## EXERCISE DESCRIPTION
Locate the line containing "Output a JSON" in the data below. Reproduce it and every following line up to the end, exactly as given.

## EXTRACTED RECORDS
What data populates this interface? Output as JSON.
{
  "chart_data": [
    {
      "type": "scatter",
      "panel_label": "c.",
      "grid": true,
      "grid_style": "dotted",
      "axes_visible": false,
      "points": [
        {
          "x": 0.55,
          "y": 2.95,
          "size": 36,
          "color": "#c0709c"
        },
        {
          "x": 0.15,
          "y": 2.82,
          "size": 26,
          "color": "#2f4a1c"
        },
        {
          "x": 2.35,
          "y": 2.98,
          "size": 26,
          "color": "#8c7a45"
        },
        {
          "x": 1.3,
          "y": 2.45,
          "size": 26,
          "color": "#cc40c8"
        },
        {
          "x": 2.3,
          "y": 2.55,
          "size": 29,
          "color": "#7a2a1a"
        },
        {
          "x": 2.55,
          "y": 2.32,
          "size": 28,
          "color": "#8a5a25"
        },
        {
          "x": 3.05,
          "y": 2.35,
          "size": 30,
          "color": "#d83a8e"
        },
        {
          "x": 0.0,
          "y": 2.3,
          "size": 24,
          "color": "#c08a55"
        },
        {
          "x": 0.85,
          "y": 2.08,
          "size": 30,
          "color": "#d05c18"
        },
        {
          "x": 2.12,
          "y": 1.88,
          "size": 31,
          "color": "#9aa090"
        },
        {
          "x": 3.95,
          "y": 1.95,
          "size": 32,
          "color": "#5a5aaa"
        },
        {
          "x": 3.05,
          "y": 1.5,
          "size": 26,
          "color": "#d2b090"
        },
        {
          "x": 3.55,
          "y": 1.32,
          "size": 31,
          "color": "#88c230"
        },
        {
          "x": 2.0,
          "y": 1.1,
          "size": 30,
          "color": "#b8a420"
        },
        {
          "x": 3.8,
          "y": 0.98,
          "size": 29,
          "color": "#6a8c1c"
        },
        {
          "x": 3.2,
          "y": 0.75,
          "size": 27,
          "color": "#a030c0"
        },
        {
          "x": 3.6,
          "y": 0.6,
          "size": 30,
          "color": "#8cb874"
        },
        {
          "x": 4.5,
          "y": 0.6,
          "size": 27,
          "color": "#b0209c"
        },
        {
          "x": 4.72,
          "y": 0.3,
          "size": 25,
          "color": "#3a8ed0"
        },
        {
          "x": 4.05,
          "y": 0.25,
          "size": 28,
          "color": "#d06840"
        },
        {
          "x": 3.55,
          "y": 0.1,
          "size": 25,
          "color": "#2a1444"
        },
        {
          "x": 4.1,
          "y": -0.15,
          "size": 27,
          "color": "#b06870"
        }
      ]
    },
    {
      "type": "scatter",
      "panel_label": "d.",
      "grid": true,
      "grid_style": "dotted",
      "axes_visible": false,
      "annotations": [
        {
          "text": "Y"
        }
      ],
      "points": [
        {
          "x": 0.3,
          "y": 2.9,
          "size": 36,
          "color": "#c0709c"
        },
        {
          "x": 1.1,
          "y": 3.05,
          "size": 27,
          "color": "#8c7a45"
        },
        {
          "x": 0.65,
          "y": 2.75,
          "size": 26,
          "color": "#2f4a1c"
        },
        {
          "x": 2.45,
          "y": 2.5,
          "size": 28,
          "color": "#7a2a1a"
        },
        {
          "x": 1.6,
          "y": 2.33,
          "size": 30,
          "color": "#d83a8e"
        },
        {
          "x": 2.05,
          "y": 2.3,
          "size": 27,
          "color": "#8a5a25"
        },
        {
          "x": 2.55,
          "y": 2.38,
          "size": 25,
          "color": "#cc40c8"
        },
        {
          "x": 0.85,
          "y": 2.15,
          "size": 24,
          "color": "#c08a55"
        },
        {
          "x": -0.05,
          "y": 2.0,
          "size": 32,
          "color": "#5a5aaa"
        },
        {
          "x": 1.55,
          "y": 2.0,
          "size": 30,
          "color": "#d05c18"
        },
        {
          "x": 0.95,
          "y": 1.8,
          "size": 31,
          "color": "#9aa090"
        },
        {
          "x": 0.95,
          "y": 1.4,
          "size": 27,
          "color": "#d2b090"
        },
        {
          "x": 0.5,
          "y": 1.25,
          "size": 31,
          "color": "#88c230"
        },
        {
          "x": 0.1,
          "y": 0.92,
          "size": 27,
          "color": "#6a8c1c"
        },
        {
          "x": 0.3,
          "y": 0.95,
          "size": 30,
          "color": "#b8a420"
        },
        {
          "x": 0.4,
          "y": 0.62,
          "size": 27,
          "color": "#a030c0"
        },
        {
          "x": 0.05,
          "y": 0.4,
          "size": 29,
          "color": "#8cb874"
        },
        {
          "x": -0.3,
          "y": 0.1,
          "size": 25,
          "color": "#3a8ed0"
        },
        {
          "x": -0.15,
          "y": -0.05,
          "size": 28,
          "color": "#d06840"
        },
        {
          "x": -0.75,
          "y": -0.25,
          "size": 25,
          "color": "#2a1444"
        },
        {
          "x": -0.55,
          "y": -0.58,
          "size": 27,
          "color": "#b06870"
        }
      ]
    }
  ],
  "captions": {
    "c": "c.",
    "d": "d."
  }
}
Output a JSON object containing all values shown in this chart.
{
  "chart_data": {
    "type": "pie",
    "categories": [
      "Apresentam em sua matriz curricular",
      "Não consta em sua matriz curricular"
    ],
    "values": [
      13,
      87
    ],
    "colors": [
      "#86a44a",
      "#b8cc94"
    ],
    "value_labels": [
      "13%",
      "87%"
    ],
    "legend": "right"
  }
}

## REPLY
Output a JSON object containing all values shown in this chart.
{
  "chart_data": {
    "type": "pie",
    "categories": [
      "Apresentam em sua matriz curricular",
      "Não consta em sua matriz curricular"
    ],
    "values": [
      13,
      87
    ],
    "colors": [
      "#86a44a",
      "#b8cc94"
    ],
    "value_labels": [
      "13%",
      "87%"
    ],
    "legend": "right"
  }
}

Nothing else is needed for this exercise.